Records excerpted from a collection:
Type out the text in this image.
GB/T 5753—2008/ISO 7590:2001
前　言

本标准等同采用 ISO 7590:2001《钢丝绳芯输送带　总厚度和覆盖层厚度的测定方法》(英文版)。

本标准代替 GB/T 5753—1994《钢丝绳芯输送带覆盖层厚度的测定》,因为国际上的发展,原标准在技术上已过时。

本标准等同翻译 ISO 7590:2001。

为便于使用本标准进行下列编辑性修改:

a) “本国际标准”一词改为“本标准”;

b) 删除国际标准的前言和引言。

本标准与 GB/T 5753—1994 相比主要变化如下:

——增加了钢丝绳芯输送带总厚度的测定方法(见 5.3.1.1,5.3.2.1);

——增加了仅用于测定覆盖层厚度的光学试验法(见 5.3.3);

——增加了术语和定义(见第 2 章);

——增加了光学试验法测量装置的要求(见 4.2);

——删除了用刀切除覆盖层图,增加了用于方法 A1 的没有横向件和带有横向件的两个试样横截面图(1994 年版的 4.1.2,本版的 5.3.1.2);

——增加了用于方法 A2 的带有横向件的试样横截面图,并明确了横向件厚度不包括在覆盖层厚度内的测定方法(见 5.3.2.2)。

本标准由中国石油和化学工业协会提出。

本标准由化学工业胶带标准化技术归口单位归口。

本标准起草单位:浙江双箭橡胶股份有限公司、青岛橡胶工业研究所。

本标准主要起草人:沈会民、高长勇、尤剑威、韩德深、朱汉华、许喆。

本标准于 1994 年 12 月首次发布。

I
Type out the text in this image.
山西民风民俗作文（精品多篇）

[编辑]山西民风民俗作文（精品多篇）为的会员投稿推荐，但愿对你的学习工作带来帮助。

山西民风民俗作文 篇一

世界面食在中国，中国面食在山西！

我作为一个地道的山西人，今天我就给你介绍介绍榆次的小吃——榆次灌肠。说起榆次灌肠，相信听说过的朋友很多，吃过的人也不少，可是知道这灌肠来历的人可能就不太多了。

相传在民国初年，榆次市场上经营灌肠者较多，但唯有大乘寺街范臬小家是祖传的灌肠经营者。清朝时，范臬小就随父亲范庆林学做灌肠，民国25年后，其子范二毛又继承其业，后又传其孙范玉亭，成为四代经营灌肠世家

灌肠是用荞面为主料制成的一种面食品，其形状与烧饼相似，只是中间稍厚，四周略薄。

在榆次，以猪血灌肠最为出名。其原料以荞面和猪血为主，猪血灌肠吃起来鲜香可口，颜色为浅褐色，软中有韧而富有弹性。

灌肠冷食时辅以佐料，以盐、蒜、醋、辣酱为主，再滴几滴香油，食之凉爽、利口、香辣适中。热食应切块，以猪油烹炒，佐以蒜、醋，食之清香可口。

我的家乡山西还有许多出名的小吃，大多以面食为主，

EXERCISE DIRECTIONS
Give every line of the material again, exactly as it reads.

COMPLETE OUTPUT
Type out the text in this image.
GB/T 5753—2008/ISO 7590:2001
前　言

本标准等同采用 ISO 7590:2001《钢丝绳芯输送带　总厚度和覆盖层厚度的测定方法》(英文版)。

本标准代替 GB/T 5753—1994《钢丝绳芯输送带覆盖层厚度的测定》,因为国际上的发展,原标准在技术上已过时。

本标准等同翻译 ISO 7590:2001。

为便于使用本标准进行下列编辑性修改:

a) “本国际标准”一词改为“本标准”;

b) 删除国际标准的前言和引言。

本标准与 GB/T 5753—1994 相比主要变化如下:

——增加了钢丝绳芯输送带总厚度的测定方法(见 5.3.1.1,5.3.2.1);

——增加了仅用于测定覆盖层厚度的光学试验法(见 5.3.3);

——增加了术语和定义(见第 2 章);

——增加了光学试验法测量装置的要求(见 4.2);

——删除了用刀切除覆盖层图,增加了用于方法 A1 的没有横向件和带有横向件的两个试样横截面图(1994 年版的 4.1.2,本版的 5.3.1.2);

——增加了用于方法 A2 的带有横向件的试样横截面图,并明确了横向件厚度不包括在覆盖层厚度内的测定方法(见 5.3.2.2)。

本标准由中国石油和化学工业协会提出。

本标准由化学工业胶带标准化技术归口单位归口。

本标准起草单位:浙江双箭橡胶股份有限公司、青岛橡胶工业研究所。

本标准主要起草人:沈会民、高长勇、尤剑威、韩德深、朱汉华、许喆。

本标准于 1994 年 12 月首次发布。

I
Type out the text in this image.
山西民风民俗作文（精品多篇）

[编辑]山西民风民俗作文（精品多篇）为的会员投稿推荐，但愿对你的学习工作带来帮助。

山西民风民俗作文 篇一

世界面食在中国，中国面食在山西！

我作为一个地道的山西人，今天我就给你介绍介绍榆次的小吃——榆次灌肠。说起榆次灌肠，相信听说过的朋友很多，吃过的人也不少，可是知道这灌肠来历的人可能就不太多了。

相传在民国初年，榆次市场上经营灌肠者较多，但唯有大乘寺街范臬小家是祖传的灌肠经营者。清朝时，范臬小就随父亲范庆林学做灌肠，民国25年后，其子范二毛又继承其业，后又传其孙范玉亭，成为四代经营灌肠世家

灌肠是用荞面为主料制成的一种面食品，其形状与烧饼相似，只是中间稍厚，四周略薄。

在榆次，以猪血灌肠最为出名。其原料以荞面和猪血为主，猪血灌肠吃起来鲜香可口，颜色为浅褐色，软中有韧而富有弹性。

灌肠冷食时辅以佐料，以盐、蒜、醋、辣酱为主，再滴几滴香油，食之凉爽、利口、香辣适中。热食应切块，以猪油烹炒，佐以蒜、醋，食之清香可口。

我的家乡山西还有许多出名的小吃，大多以面食为主，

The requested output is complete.